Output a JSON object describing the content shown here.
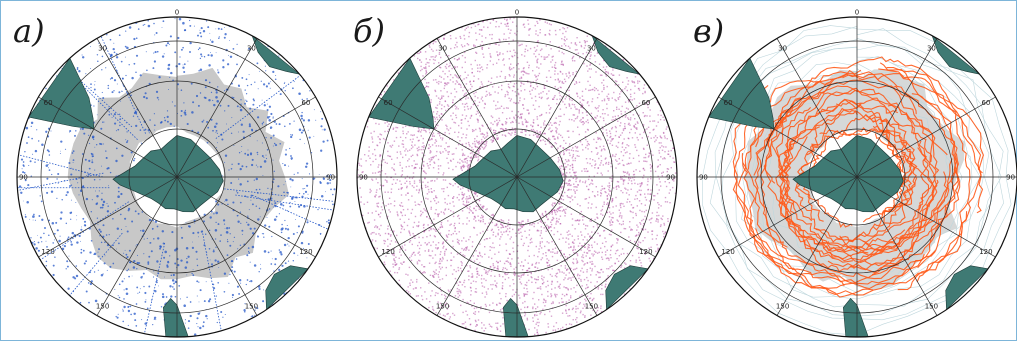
{
  "colors": {
    "land": "#3f7a74",
    "land_edge": "#1f3e3b",
    "ocean": "#ffffff",
    "sea_ice": "#c8c8c8",
    "grid": "#2a2a2a",
    "frame": "#7db5d9",
    "a_obs": "#2457c8",
    "b_obs": "#b65aa8",
    "c_tracks": "#ff5a1a",
    "c_sea_ice": "#8aa0a8"
  },
  "panels": [
    {
      "label": "а)",
      "content": "observations-points",
      "ice_shading": "grey"
    },
    {
      "label": "б)",
      "content": "dense-observations",
      "ice_shading": "none"
    },
    {
      "label": "в)",
      "content": "drift-tracks",
      "ice_shading": "grey"
    }
  ],
  "longitude_ticks": [
    "0",
    "30",
    "60",
    "90",
    "120",
    "150",
    "30",
    "60",
    "90",
    "120",
    "150"
  ]
}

JOB | Output the records above exactly; leave out the pictures.

OUTPUT OF THE TASK |
Output a JSON object describing the content shown here.
{
  "colors": {
    "land": "#3f7a74",
    "land_edge": "#1f3e3b",
    "ocean": "#ffffff",
    "sea_ice": "#c8c8c8",
    "grid": "#2a2a2a",
    "frame": "#7db5d9",
    "a_obs": "#2457c8",
    "b_obs": "#b65aa8",
    "c_tracks": "#ff5a1a",
    "c_sea_ice": "#8aa0a8"
  },
  "panels": [
    {
      "label": "а)",
      "content": "observations-points",
      "ice_shading": "grey"
    },
    {
      "label": "б)",
      "content": "dense-observations",
      "ice_shading": "none"
    },
    {
      "label": "в)",
      "content": "drift-tracks",
      "ice_shading": "grey"
    }
  ],
  "longitude_ticks": [
    "0",
    "30",
    "60",
    "90",
    "120",
    "150",
    "30",
    "60",
    "90",
    "120",
    "150"
  ]
}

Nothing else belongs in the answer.